------ INFORMATION
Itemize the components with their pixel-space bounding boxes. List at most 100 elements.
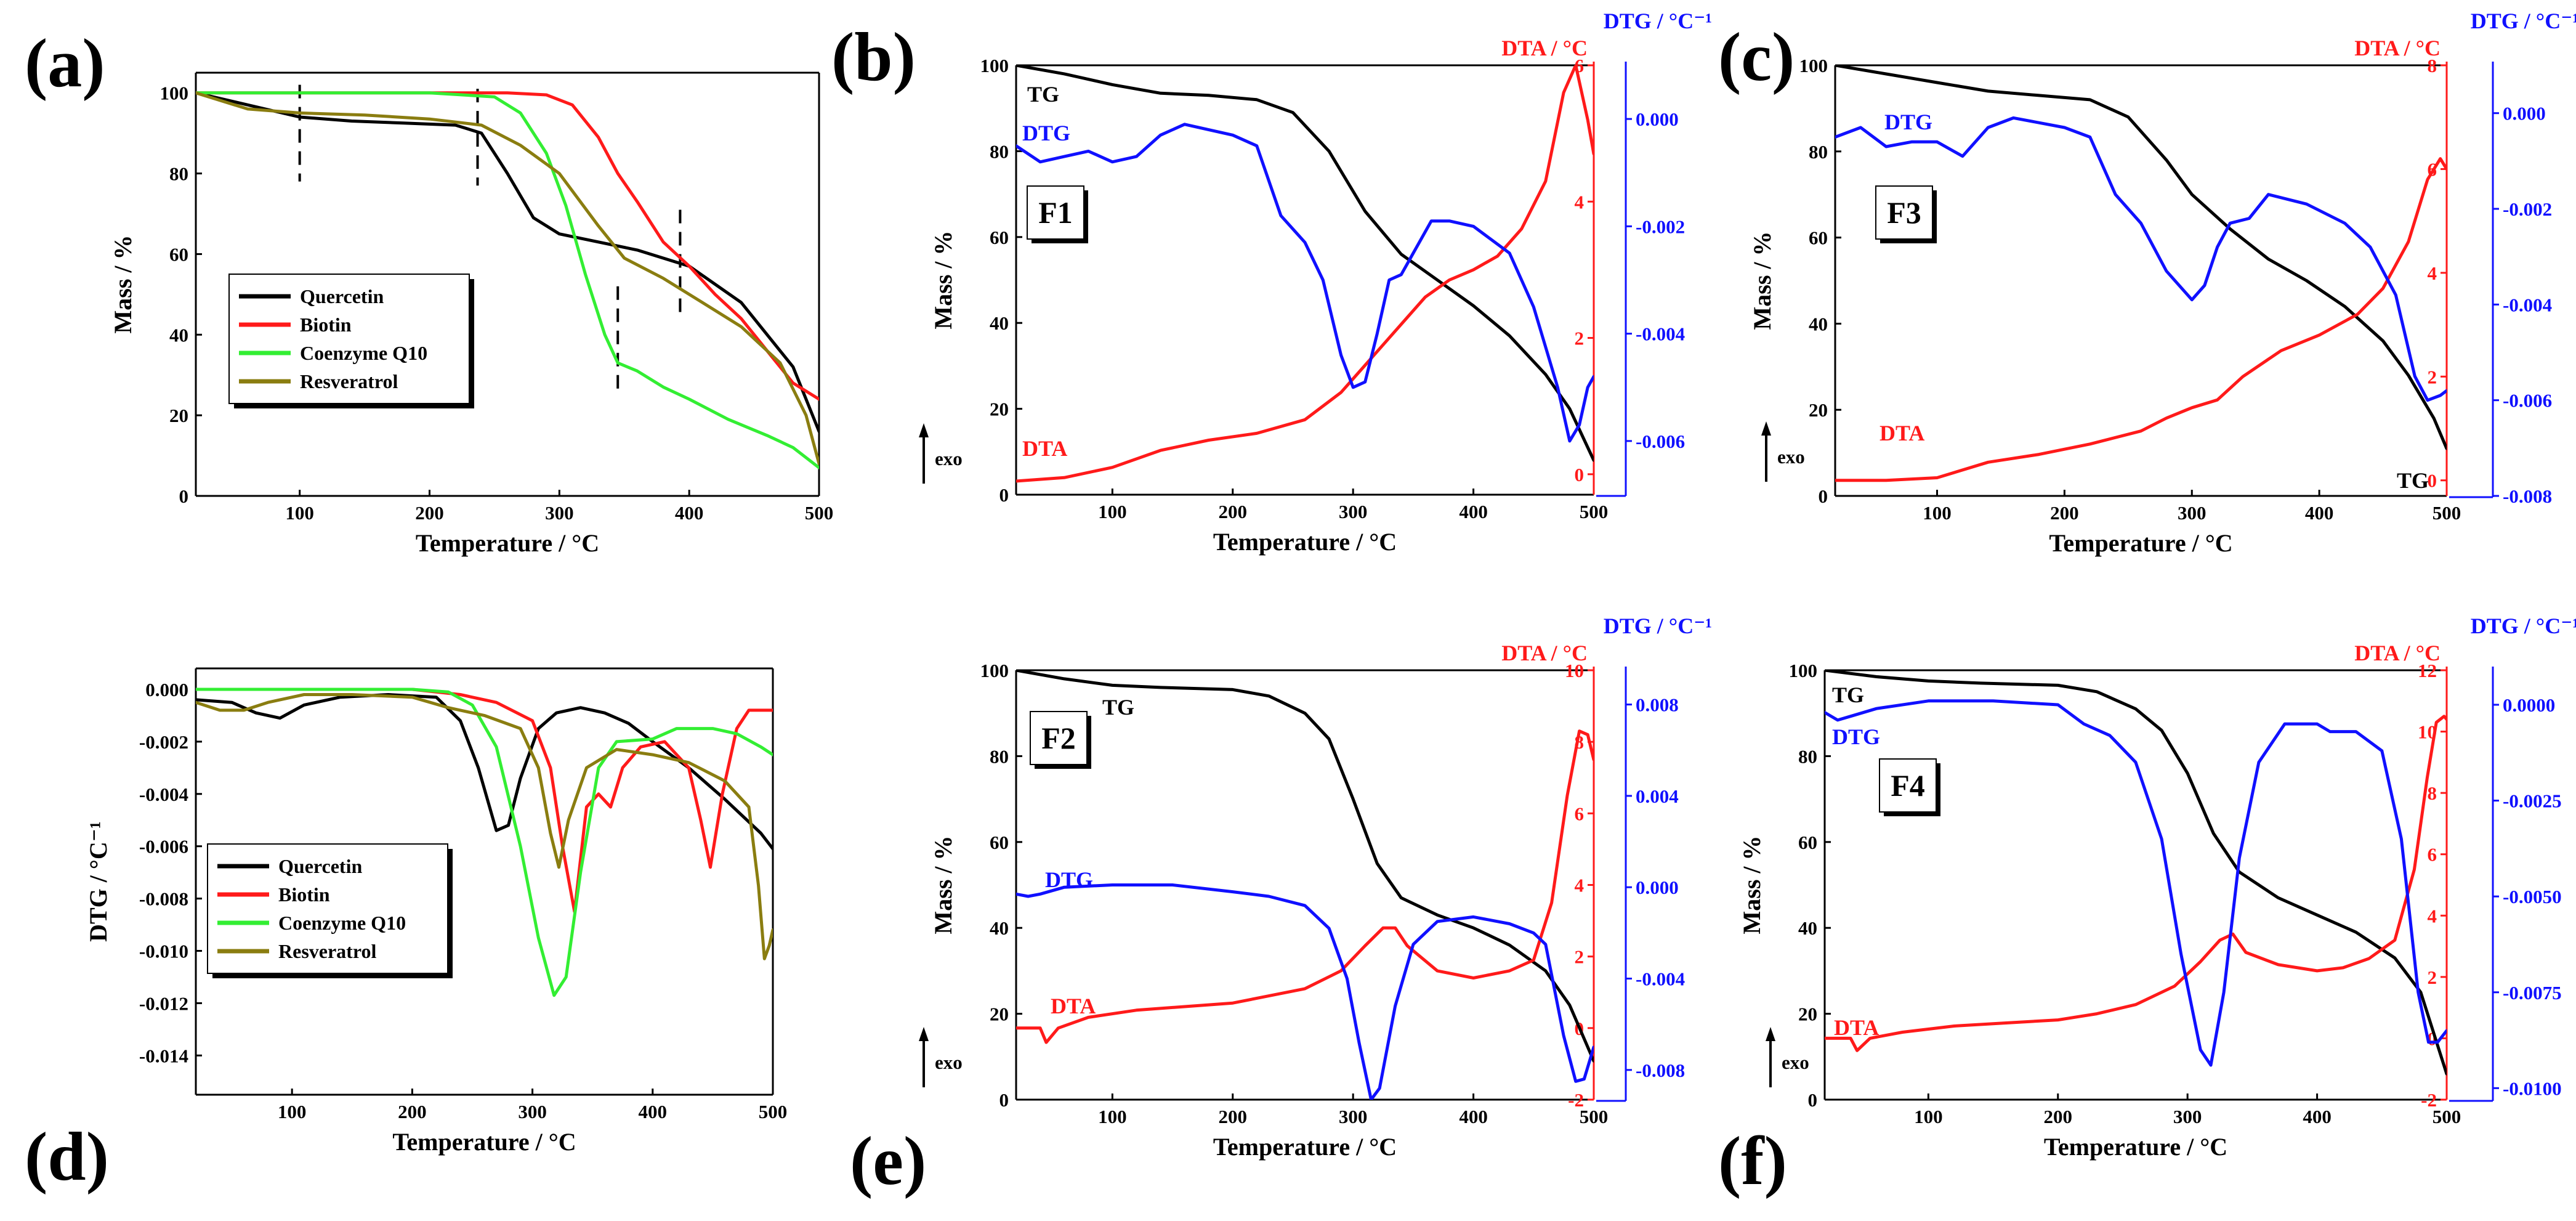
- dtg-axis-title: DTG / °C⁻¹: [1604, 9, 1712, 33]
- dtg-tick-label: 0.000: [1636, 108, 1679, 130]
- y-tick-label: 40: [990, 917, 1009, 939]
- x-tick-label: 500: [2433, 502, 2461, 524]
- legend-label: Coenzyme Q10: [300, 342, 427, 364]
- x-tick-label: 200: [1219, 501, 1248, 522]
- y-tick-label: 20: [1809, 399, 1828, 421]
- sample-box-label: F3: [1887, 195, 1921, 230]
- dta-axis-title: DTA / °C: [1501, 641, 1588, 665]
- y-axis-title: DTG / °C⁻¹: [84, 821, 112, 942]
- x-axis-title: Temperature / °C: [2044, 1133, 2227, 1161]
- legend: Quercetin Biotin Coenzyme Q10 Resveratrol: [207, 843, 453, 978]
- x-tick-label: 200: [398, 1101, 427, 1122]
- y-tick-label: -0.014: [139, 1045, 188, 1066]
- y-tick-label: 100: [160, 83, 189, 104]
- x-axis-title: Temperature / °C: [392, 1128, 576, 1156]
- y-axis-title: Mass / %: [1748, 232, 1776, 330]
- y-tick-label: -0.012: [139, 992, 188, 1014]
- y-tick-label: 80: [990, 745, 1009, 767]
- x-axis-title: Temperature / °C: [416, 529, 599, 557]
- y-axis-title: Mass / %: [1738, 836, 1766, 935]
- y-tick-label: 40: [990, 312, 1009, 334]
- dta-axis-title: DTA / °C: [2354, 641, 2441, 665]
- y-tick-label: -0.008: [139, 888, 188, 910]
- x-tick-label: 300: [545, 502, 574, 524]
- dtg-axis-title: DTG / °C⁻¹: [2471, 614, 2576, 638]
- dta-tick-label: 4: [2428, 262, 2437, 284]
- series-line-quercetin: [196, 91, 819, 433]
- series-line-tg: [1016, 670, 1594, 1063]
- x-tick-label: 300: [1339, 501, 1368, 522]
- legend-label: Resveratrol: [300, 370, 398, 392]
- dtg-tick-label: -0.002: [1636, 216, 1685, 237]
- y-tick-label: 0: [999, 1089, 1009, 1111]
- dta-tick-label: 8: [2428, 55, 2437, 76]
- y-tick-label: 0: [1808, 1089, 1818, 1111]
- sample-box-label: F4: [1891, 768, 1925, 803]
- tg-label: TG: [1027, 82, 1059, 107]
- y-tick-label: 100: [1789, 660, 1818, 681]
- y-tick-label: 0: [999, 484, 1009, 506]
- x-axis-title: Temperature / °C: [1213, 1133, 1397, 1161]
- x-tick-label: 100: [1914, 1106, 1943, 1127]
- dta-tick-label: 2: [2428, 967, 2437, 988]
- y-tick-label: 60: [1798, 832, 1817, 853]
- dtg-tick-label: -0.0075: [2503, 982, 2562, 1004]
- tg-label: TG: [1832, 683, 1864, 707]
- dtg-tick-label: -0.004: [2503, 294, 2552, 315]
- exo-label: exo: [935, 448, 963, 469]
- series-line-tg: [1835, 65, 2447, 450]
- y-tick-label: 40: [169, 324, 188, 346]
- y-axis-title: Mass / %: [109, 235, 137, 334]
- y-tick-label: 80: [1798, 745, 1817, 767]
- dta-tick-label: 12: [2418, 660, 2437, 681]
- x-tick-label: 300: [2173, 1106, 2202, 1127]
- series-line-biotin: [196, 688, 773, 914]
- dtg-tick-label: -0.008: [1636, 1060, 1685, 1081]
- y-tick-label: 100: [1799, 55, 1828, 76]
- panel-a: (a) 100 200 300 400 500 0 20 40 60 80 100 Temperatur…: [25, 25, 833, 557]
- dtg-tick-label: -0.006: [2503, 390, 2552, 412]
- y-tick-label: 0: [179, 485, 189, 507]
- y-tick-label: -0.010: [139, 941, 188, 962]
- y-tick-label: 60: [990, 832, 1009, 853]
- series-line-dtg: [1016, 883, 1594, 1100]
- dta-tick-label: -2: [1568, 1089, 1584, 1111]
- panel-label-c: (c): [1718, 19, 1795, 95]
- x-axis-title: Temperature / °C: [2049, 529, 2232, 557]
- x-tick-label: 500: [1580, 501, 1609, 522]
- x-tick-label: 200: [415, 502, 444, 524]
- y-tick-label: 80: [1809, 141, 1828, 163]
- y-tick-label: 20: [990, 399, 1009, 420]
- series-line-dtg: [1835, 116, 2447, 402]
- series-line-dtg: [1825, 699, 2447, 1067]
- legend-label: Coenzyme Q10: [278, 912, 406, 934]
- sample-box-label: F1: [1038, 195, 1073, 230]
- series-line-dta: [1016, 729, 1594, 1044]
- dtg-tick-label: -0.004: [1636, 968, 1685, 990]
- panel-label-f: (f): [1718, 1123, 1787, 1199]
- dtg-label: DTG: [1832, 724, 1880, 749]
- dtg-tick-label: 0.000: [1636, 877, 1679, 898]
- panel-e: (e) 100 200 300 400 500 0 20 40 60 80 100 Temperatur…: [850, 614, 1712, 1199]
- dtg-tick-label: -0.002: [2503, 198, 2552, 220]
- x-tick-label: 100: [278, 1101, 307, 1122]
- exo-label: exo: [1782, 1052, 1809, 1073]
- y-tick-label: 40: [1798, 917, 1817, 939]
- y-tick-label: 60: [1809, 227, 1828, 249]
- dtg-axis-title: DTG / °C⁻¹: [1604, 614, 1712, 638]
- dtg-tick-label: -0.0050: [2503, 886, 2562, 907]
- y-axis-title: Mass / %: [929, 836, 957, 935]
- dta-axis-title: DTA / °C: [2354, 36, 2441, 60]
- x-tick-label: 200: [1219, 1106, 1248, 1127]
- y-tick-label: 80: [990, 140, 1009, 162]
- x-axis-title: Temperature / °C: [1213, 528, 1397, 556]
- dta-label: DTA: [1880, 421, 1924, 445]
- series-line-tg: [1016, 65, 1594, 462]
- x-tick-label: 400: [1459, 1106, 1488, 1127]
- dtg-tick-label: -0.006: [1636, 431, 1685, 452]
- x-tick-label: 400: [1459, 501, 1488, 522]
- dtg-tick-label: 0.008: [1636, 694, 1679, 716]
- dtg-tick-label: -0.004: [1636, 323, 1685, 345]
- panel-c: (c)100 200 300 400 500020406080100Temperatur…: [1718, 9, 2576, 557]
- series-line-dta: [1016, 65, 1594, 483]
------------
- YOUR OBJECTIVE: Reprint each of the records exactly and skip the images.

- TASK ANSWER:
Itemize the components with their pixel-space bounding boxes. List at most 100 elements.
- dtg-axis-title: DTG / °C⁻¹: [1604, 9, 1712, 33]
- dtg-tick-label: 0.000: [1636, 108, 1679, 130]
- y-tick-label: 40: [990, 917, 1009, 939]
- x-tick-label: 500: [2433, 502, 2461, 524]
- legend-label: Coenzyme Q10: [300, 342, 427, 364]
- x-tick-label: 200: [1219, 501, 1248, 522]
- y-tick-label: 20: [1809, 399, 1828, 421]
- sample-box-label: F3: [1887, 195, 1921, 230]
- dta-axis-title: DTA / °C: [1501, 641, 1588, 665]
- y-axis-title: DTG / °C⁻¹: [84, 821, 112, 942]
- x-axis-title: Temperature / °C: [2044, 1133, 2227, 1161]
- legend: Quercetin Biotin Coenzyme Q10 Resveratrol: [207, 843, 453, 978]
- x-tick-label: 200: [398, 1101, 427, 1122]
- y-tick-label: -0.014: [139, 1045, 188, 1066]
- y-tick-label: 100: [160, 83, 189, 104]
- x-axis-title: Temperature / °C: [392, 1128, 576, 1156]
- y-axis-title: Mass / %: [1748, 232, 1776, 330]
- y-tick-label: -0.012: [139, 992, 188, 1014]
- y-tick-label: 80: [990, 745, 1009, 767]
- x-axis-title: Temperature / °C: [416, 529, 599, 557]
- y-axis-title: Mass / %: [1738, 836, 1766, 935]
- y-tick-label: 40: [990, 312, 1009, 334]
- dta-axis-title: DTA / °C: [2354, 641, 2441, 665]
- y-tick-label: -0.008: [139, 888, 188, 910]
- x-tick-label: 300: [545, 502, 574, 524]
- dtg-axis-title: DTG / °C⁻¹: [2471, 614, 2576, 638]
- dta-tick-label: 4: [2428, 262, 2437, 284]
- series-line-quercetin: [196, 91, 819, 433]
- series-line-tg: [1016, 670, 1594, 1063]
- x-tick-label: 300: [1339, 501, 1368, 522]
- legend-label: Resveratrol: [300, 370, 398, 392]
- dtg-tick-label: -0.002: [1636, 216, 1685, 237]
- y-tick-label: 0: [999, 1089, 1009, 1111]
- dta-tick-label: 8: [2428, 55, 2437, 76]
- y-tick-label: 0: [1808, 1089, 1818, 1111]
- sample-box-label: F4: [1891, 768, 1925, 803]
- tg-label: TG: [1027, 82, 1059, 107]
- y-tick-label: 100: [1789, 660, 1818, 681]
- y-tick-label: 0: [999, 484, 1009, 506]
- x-axis-title: Temperature / °C: [1213, 1133, 1397, 1161]
- x-tick-label: 100: [1914, 1106, 1943, 1127]
- dta-tick-label: 2: [2428, 967, 2437, 988]
- y-tick-label: 60: [1798, 832, 1817, 853]
- dtg-tick-label: -0.0075: [2503, 982, 2562, 1004]
- tg-label: TG: [1832, 683, 1864, 707]
- dtg-tick-label: -0.004: [2503, 294, 2552, 315]
- exo-label: exo: [935, 448, 963, 469]
- series-line-tg: [1835, 65, 2447, 450]
- y-tick-label: 40: [169, 324, 188, 346]
- y-axis-title: Mass / %: [109, 235, 137, 334]
- y-tick-label: 80: [1798, 745, 1817, 767]
- dta-tick-label: 12: [2418, 660, 2437, 681]
- x-tick-label: 300: [2173, 1106, 2202, 1127]
- series-line-biotin: [196, 688, 773, 914]
- dtg-tick-label: -0.008: [1636, 1060, 1685, 1081]
- y-tick-label: 100: [1799, 55, 1828, 76]
- panel-a: (a) 100 200 300 400 500 0 20 40 60 80 100 Temperatur…: [25, 25, 833, 557]
- dtg-tick-label: -0.006: [2503, 390, 2552, 412]
- y-tick-label: 0: [179, 485, 189, 507]
- y-tick-label: -0.010: [139, 941, 188, 962]
- y-tick-label: 60: [990, 832, 1009, 853]
- series-line-dtg: [1016, 883, 1594, 1100]
- dta-tick-label: -2: [1568, 1089, 1584, 1111]
- panel-label-c: (c): [1718, 19, 1795, 95]
- x-axis-title: Temperature / °C: [2049, 529, 2232, 557]
- x-tick-label: 500: [1580, 501, 1609, 522]
- x-tick-label: 200: [415, 502, 444, 524]
- y-tick-label: 80: [1809, 141, 1828, 163]
- y-tick-label: 20: [990, 399, 1009, 420]
- series-line-dtg: [1835, 116, 2447, 402]
- series-line-dtg: [1825, 699, 2447, 1067]
- legend-label: Coenzyme Q10: [278, 912, 406, 934]
- sample-box-label: F1: [1038, 195, 1073, 230]
- series-line-dta: [1016, 729, 1594, 1044]
- dtg-tick-label: -0.004: [1636, 968, 1685, 990]
- panel-label-f: (f): [1718, 1123, 1787, 1199]
- dtg-label: DTG: [1832, 724, 1880, 749]
- dtg-tick-label: 0.000: [1636, 877, 1679, 898]
- panel-e: (e) 100 200 300 400 500 0 20 40 60 80 100 Temperatur…: [850, 614, 1712, 1199]
- dtg-tick-label: -0.002: [2503, 198, 2552, 220]
- x-tick-label: 100: [278, 1101, 307, 1122]
- exo-label: exo: [1782, 1052, 1809, 1073]
- y-tick-label: 40: [1798, 917, 1817, 939]
- y-tick-label: 60: [1809, 227, 1828, 249]
- dtg-axis-title: DTG / °C⁻¹: [1604, 614, 1712, 638]
- dtg-tick-label: -0.0050: [2503, 886, 2562, 907]
- y-axis-title: Mass / %: [929, 836, 957, 935]
- dta-axis-title: DTA / °C: [2354, 36, 2441, 60]
- x-tick-label: 200: [1219, 1106, 1248, 1127]
- y-tick-label: 80: [990, 140, 1009, 162]
- x-axis-title: Temperature / °C: [1213, 528, 1397, 556]
- dta-label: DTA: [1880, 421, 1924, 445]
- series-line-tg: [1016, 65, 1594, 462]
- x-tick-label: 400: [1459, 1106, 1488, 1127]
- dtg-tick-label: -0.006: [1636, 431, 1685, 452]
- x-tick-label: 400: [1459, 501, 1488, 522]
- dtg-tick-label: 0.008: [1636, 694, 1679, 716]
- dtg-tick-label: -0.004: [1636, 323, 1685, 345]
- panel-c: (c)100 200 300 400 500020406080100Temperatur…: [1718, 9, 2576, 557]
- series-line-dta: [1016, 65, 1594, 483]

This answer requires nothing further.